──────── Supplied records
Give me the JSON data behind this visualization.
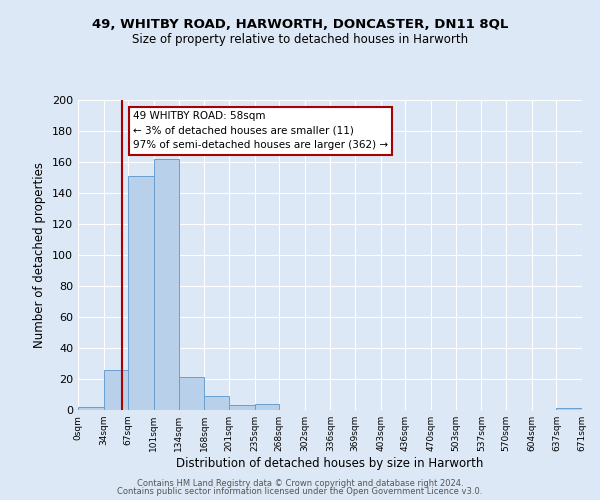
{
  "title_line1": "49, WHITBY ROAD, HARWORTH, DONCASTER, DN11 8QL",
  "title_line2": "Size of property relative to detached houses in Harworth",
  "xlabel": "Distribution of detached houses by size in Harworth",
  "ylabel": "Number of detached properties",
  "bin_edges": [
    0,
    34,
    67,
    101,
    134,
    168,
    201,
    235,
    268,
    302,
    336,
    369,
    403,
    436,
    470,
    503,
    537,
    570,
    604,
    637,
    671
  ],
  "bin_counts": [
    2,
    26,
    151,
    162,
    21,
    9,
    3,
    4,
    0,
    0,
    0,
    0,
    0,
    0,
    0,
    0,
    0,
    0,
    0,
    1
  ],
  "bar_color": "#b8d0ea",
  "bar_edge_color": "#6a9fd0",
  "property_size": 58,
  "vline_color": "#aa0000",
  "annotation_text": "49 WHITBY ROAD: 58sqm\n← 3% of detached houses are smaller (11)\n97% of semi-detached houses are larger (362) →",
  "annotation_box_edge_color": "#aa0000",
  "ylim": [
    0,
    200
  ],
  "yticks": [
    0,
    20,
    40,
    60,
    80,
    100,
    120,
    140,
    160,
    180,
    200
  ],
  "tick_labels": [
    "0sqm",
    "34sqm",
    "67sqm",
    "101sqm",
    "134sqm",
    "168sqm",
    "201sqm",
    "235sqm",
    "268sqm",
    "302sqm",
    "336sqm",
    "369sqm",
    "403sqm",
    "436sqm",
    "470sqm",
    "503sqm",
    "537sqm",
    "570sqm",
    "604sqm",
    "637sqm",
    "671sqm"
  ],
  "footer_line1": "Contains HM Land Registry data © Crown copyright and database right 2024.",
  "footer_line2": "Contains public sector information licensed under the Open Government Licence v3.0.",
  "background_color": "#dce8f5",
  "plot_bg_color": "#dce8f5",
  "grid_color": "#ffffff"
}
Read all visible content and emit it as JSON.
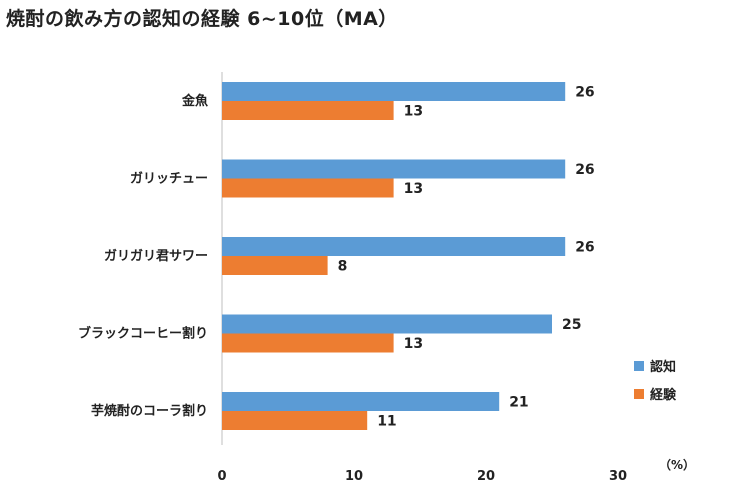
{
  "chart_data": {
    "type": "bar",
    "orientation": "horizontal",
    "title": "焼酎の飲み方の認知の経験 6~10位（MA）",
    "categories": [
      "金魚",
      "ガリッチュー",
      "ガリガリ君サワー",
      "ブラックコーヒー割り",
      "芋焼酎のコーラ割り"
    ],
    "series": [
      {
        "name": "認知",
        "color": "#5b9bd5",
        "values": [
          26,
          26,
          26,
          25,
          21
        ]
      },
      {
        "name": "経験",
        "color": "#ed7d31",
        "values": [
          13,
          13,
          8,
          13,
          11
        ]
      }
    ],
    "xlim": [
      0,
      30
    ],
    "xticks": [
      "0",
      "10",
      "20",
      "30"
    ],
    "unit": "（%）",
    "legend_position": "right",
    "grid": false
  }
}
────────────────
== What is needed ==
Point out every line holding the string "Contains" and copy it.

== Complete answer ==
  "footer_line1": "Contains HM Land Registry data © Crown copyright and database right 2024.",
  "footer_line2": "Contains public sector information licensed under the Open Government Licence v3.0.",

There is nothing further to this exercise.